## WORK INSTRUCTIONS
Convert part of the entries below into a Markdown table with the columns Row and Line, leaving out any blank lines. Begin at the line that has "div-denominator: z₂ (358, 575, 368, 586)" and stop after the line that has "svg-text:i(c+di≠0): i(c+di≠0) (556, 561, 613, 575)".

## DATA FOR THIS EXERCISE
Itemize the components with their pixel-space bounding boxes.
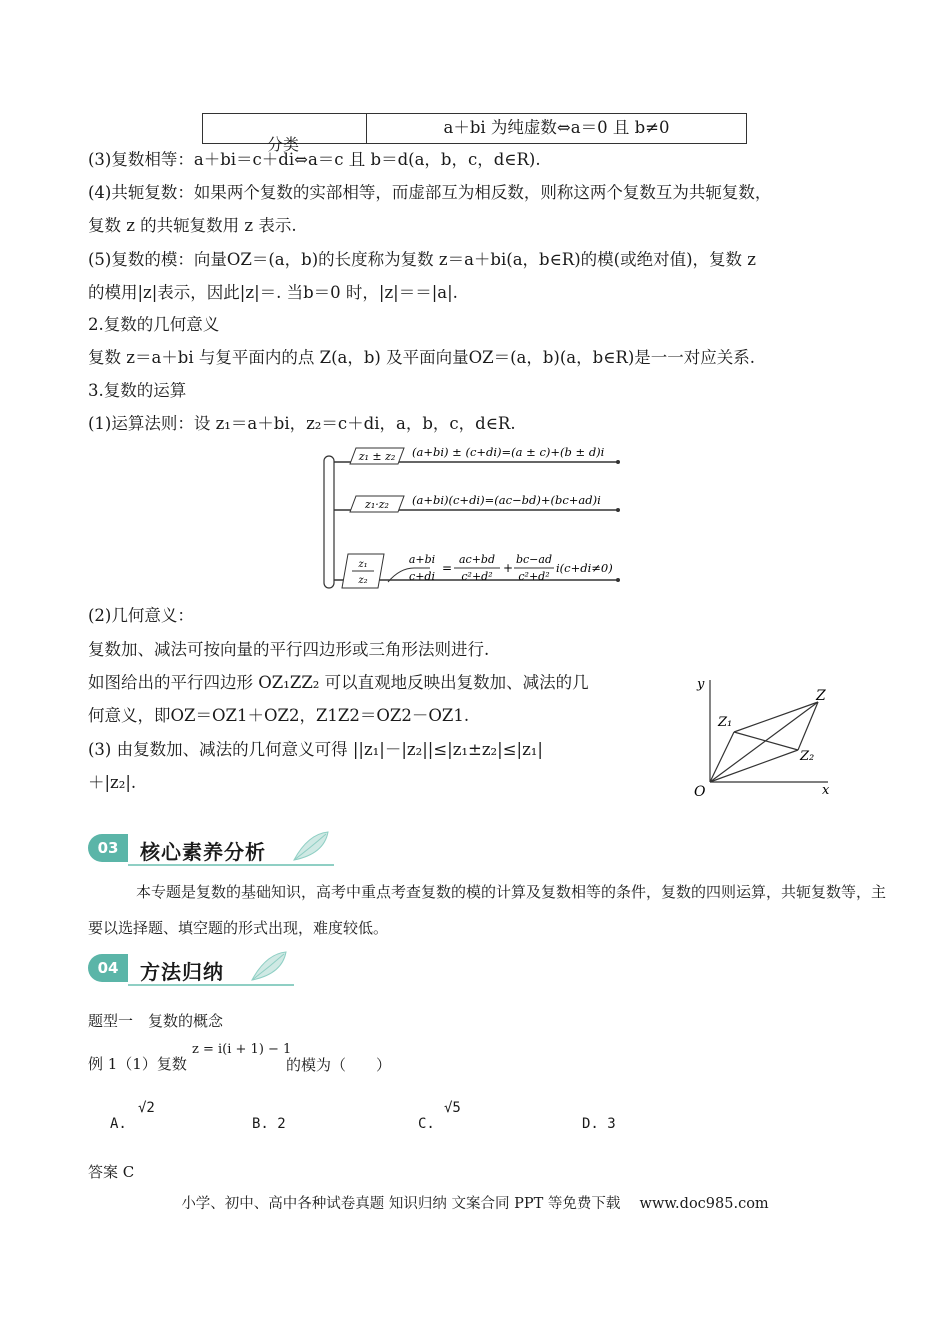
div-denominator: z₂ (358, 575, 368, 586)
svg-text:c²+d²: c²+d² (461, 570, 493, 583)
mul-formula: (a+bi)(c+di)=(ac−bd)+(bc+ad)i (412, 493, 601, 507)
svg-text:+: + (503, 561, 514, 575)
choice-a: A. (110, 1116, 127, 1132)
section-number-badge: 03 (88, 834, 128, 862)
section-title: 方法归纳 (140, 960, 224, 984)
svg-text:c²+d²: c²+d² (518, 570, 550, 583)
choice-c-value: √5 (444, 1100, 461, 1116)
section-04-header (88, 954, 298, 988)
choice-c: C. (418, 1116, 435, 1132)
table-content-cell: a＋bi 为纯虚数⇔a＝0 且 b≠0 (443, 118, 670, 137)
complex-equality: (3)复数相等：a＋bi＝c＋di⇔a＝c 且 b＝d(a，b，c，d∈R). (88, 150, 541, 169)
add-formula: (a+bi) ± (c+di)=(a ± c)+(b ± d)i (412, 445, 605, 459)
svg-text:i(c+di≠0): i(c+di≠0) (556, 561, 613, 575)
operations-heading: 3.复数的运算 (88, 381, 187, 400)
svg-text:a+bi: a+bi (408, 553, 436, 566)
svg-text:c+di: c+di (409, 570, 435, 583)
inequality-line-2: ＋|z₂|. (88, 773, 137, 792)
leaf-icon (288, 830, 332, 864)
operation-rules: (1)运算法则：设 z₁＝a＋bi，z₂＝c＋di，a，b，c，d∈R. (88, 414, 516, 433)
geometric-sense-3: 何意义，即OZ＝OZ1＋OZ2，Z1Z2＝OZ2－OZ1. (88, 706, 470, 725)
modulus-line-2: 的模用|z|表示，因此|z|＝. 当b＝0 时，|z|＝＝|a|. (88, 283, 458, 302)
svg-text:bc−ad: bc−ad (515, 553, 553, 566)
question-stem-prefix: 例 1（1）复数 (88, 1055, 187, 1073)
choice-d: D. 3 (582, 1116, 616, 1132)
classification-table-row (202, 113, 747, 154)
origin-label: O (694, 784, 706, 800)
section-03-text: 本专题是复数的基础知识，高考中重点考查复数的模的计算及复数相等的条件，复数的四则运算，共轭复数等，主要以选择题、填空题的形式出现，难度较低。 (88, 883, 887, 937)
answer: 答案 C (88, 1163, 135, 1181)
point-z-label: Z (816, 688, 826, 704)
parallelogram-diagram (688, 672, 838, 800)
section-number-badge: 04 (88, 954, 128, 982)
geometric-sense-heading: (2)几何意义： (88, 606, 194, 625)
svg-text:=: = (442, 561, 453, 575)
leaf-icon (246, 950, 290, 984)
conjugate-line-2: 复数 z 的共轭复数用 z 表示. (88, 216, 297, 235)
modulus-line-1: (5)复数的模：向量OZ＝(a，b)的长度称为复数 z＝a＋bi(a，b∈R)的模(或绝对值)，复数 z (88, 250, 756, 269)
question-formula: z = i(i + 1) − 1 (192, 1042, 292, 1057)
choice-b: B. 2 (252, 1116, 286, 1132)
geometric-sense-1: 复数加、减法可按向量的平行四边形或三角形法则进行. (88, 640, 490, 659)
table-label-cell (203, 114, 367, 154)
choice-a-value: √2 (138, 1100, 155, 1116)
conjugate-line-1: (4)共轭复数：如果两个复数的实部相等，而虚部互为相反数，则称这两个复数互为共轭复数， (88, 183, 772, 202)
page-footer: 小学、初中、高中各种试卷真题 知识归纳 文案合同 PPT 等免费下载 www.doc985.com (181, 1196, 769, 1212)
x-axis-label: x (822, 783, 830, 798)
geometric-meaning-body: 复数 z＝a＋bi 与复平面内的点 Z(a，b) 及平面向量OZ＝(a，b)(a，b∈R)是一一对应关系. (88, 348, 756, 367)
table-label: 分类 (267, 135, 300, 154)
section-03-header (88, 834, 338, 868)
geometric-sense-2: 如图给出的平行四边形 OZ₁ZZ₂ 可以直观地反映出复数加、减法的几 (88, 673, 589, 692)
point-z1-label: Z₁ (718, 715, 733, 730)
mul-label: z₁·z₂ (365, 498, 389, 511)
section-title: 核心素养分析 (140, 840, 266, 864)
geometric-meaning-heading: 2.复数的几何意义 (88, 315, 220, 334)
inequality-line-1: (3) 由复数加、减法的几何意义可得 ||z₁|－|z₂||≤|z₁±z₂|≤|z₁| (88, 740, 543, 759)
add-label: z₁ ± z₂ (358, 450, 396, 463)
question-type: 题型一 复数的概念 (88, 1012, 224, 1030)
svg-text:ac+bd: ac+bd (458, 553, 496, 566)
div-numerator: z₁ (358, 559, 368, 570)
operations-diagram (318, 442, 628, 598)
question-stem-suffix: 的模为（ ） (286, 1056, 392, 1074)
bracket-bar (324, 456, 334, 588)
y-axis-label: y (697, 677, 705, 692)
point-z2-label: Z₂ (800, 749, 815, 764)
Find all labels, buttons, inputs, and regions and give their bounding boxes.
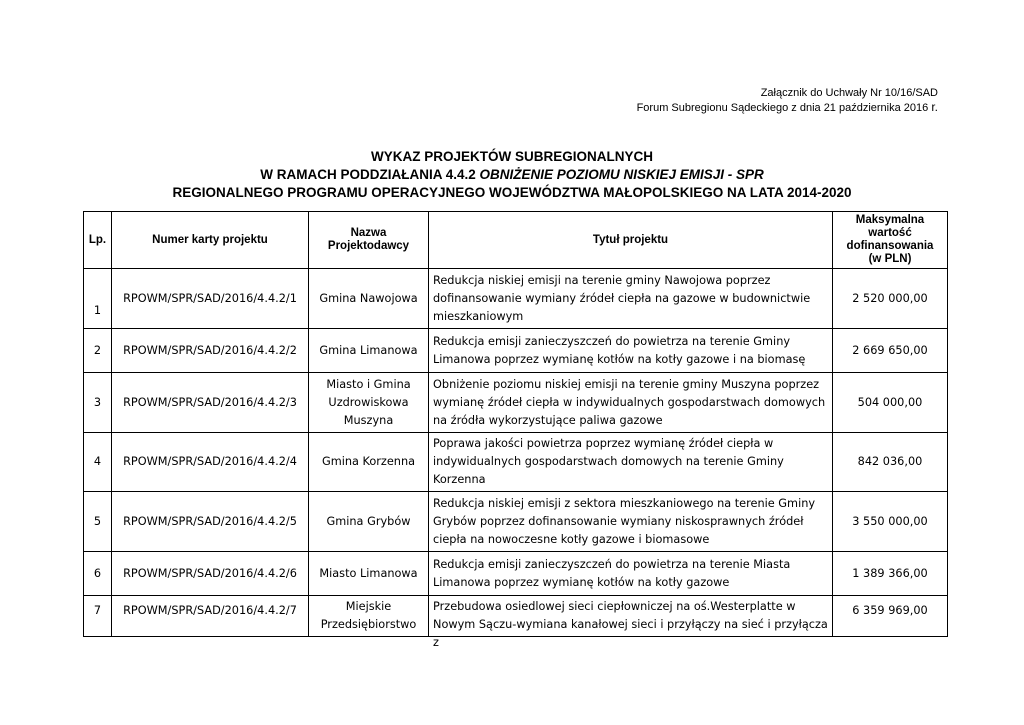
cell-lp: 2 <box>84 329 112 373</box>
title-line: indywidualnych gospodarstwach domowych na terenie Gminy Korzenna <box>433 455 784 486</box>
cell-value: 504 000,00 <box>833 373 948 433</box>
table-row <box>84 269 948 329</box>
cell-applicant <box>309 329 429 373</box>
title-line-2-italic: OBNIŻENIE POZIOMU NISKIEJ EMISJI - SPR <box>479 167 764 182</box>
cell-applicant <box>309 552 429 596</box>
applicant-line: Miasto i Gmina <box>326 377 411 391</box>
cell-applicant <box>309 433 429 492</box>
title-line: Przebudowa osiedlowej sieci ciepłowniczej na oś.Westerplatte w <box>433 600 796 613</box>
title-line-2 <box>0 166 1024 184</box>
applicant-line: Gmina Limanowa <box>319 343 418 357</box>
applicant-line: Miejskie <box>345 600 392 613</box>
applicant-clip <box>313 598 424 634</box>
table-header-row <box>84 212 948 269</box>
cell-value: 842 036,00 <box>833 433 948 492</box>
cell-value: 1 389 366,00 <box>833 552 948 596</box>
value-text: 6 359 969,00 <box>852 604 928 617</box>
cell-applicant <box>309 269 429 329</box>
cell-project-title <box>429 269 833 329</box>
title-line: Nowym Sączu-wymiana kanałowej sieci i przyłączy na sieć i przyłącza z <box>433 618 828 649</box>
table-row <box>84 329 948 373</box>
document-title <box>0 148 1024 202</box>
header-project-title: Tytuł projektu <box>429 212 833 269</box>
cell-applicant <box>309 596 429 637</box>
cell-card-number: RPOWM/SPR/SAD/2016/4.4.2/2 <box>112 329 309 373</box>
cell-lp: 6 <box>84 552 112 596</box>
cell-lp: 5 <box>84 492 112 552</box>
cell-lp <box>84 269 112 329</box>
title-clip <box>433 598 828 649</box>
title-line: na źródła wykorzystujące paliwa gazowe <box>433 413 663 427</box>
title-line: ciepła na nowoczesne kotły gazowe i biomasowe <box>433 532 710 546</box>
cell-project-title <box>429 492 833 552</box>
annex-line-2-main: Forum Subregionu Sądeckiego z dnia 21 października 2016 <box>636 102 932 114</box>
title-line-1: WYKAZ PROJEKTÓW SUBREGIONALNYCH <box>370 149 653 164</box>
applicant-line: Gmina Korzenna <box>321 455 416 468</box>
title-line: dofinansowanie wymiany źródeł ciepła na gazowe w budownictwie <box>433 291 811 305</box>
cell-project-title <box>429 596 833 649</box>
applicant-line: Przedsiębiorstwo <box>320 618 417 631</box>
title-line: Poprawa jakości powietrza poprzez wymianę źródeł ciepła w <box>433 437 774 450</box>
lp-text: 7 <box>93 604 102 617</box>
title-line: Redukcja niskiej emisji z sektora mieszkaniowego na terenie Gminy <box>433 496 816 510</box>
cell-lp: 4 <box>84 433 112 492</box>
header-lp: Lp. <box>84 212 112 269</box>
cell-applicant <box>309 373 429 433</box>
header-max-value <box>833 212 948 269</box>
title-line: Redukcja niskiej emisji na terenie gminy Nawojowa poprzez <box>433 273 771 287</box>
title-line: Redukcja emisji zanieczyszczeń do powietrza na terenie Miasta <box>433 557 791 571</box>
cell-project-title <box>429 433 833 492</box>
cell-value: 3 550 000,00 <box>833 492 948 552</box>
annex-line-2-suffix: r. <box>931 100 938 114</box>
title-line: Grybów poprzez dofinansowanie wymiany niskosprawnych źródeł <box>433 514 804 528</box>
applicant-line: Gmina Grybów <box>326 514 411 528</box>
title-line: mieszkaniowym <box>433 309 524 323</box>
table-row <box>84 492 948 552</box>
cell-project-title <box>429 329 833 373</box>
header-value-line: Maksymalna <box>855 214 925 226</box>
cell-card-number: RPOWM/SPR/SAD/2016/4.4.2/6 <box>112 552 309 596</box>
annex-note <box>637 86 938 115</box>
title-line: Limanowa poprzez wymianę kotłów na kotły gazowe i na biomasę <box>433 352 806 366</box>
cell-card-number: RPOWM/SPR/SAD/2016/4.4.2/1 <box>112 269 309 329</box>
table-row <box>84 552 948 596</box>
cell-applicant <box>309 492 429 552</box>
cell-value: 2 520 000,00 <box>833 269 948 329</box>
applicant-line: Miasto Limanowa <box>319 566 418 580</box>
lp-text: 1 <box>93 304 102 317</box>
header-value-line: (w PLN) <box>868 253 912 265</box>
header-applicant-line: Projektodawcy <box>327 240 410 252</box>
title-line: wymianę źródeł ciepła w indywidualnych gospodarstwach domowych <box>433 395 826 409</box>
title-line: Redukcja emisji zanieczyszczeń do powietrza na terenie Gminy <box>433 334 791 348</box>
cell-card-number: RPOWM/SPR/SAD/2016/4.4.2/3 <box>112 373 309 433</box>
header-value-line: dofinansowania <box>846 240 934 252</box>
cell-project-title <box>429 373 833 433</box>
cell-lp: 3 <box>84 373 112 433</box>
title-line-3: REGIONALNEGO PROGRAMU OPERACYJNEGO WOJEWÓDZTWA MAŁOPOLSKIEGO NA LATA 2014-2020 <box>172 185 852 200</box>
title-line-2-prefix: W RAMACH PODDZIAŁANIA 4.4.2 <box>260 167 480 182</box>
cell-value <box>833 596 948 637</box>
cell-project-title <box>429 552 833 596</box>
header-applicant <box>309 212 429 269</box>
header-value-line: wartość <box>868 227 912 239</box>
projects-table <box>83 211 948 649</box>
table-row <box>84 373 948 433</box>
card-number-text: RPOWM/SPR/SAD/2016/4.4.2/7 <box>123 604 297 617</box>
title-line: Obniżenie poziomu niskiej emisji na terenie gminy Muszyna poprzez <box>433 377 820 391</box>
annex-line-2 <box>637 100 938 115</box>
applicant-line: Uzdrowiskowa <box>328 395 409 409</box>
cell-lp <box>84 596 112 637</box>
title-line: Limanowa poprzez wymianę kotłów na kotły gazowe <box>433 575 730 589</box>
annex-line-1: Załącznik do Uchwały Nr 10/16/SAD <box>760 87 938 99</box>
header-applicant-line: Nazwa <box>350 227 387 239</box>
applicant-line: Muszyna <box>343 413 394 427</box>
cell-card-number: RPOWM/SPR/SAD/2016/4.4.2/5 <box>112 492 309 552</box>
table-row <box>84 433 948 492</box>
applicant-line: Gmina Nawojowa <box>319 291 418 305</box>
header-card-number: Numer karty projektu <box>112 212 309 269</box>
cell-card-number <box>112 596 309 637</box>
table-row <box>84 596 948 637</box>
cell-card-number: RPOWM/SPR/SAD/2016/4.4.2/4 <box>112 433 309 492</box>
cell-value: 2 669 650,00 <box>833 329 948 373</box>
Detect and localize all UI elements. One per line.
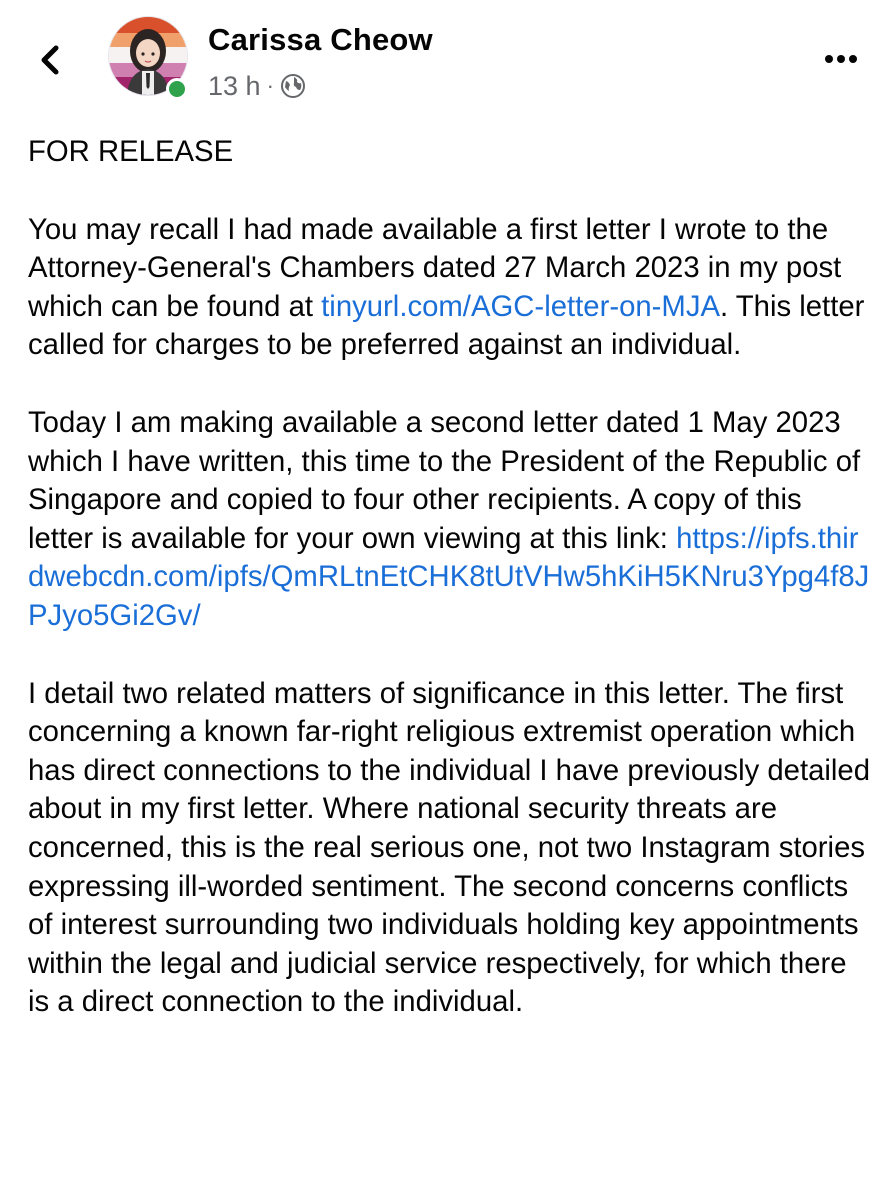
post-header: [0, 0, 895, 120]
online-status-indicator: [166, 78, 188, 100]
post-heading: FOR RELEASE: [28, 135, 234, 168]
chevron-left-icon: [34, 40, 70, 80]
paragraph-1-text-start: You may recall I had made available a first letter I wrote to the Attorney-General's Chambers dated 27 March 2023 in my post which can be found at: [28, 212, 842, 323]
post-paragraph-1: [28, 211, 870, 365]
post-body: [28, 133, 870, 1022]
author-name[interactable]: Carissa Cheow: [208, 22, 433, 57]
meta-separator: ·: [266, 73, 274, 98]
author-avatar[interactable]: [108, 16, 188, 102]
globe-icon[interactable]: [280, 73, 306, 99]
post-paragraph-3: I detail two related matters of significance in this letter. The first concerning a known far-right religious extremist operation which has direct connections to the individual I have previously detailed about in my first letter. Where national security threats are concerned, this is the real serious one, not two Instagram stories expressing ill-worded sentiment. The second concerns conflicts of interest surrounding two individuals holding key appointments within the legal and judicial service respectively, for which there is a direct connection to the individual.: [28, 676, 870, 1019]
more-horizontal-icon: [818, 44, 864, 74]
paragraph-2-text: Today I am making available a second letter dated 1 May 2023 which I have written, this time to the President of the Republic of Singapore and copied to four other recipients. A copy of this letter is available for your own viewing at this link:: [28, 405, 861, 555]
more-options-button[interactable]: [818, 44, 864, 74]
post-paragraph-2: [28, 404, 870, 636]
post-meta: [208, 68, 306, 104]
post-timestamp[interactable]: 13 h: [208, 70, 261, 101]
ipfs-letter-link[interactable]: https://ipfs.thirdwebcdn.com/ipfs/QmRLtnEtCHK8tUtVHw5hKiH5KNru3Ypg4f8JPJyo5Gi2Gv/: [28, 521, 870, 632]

## ANSWER TO THIS PROBLEM
| Row | Line |
|---|---|
| 1 | div-denominator: z₂ (358, 575, 368, 586) |
| 2 | svg-text:c²+d²: c²+d² (461, 570, 493, 583) |
| 3 | mul-formula: (a+bi)(c+di)=(ac−bd)+(bc+ad)i (412, 493, 601, 507) |
| 4 | svg-text:+: + (503, 561, 514, 575) |
| 5 | choice-a: A. (110, 1116, 127, 1132) |
| 6 | section-number-badge: 03 (88, 834, 128, 862) |
| 7 | section-title: 方法归纳 (140, 960, 224, 984) |
| 8 | svg-text:c²+d²: c²+d² (518, 570, 550, 583) |
| 9 | choice-c-value: √5 (444, 1100, 461, 1116) |
| 10 | section-04-header (88, 954, 298, 988) |
| 11 | choice-c: C. (418, 1116, 435, 1132) |
| 12 | table-content-cell: a＋bi 为纯虚数⇔a＝0 且 b≠0 (443, 118, 670, 137) |
| 13 | complex-equality: (3)复数相等：a＋bi＝c＋di⇔a＝c 且 b＝d(a，b，c，d∈R). (88, 150, 541, 169) |
| 14 | add-formula: (a+bi) ± (c+di)=(a ± c)+(b ± d)i (412, 445, 605, 459) |
| 15 | svg-text:i(c+di≠0): i(c+di≠0) (556, 561, 613, 575) |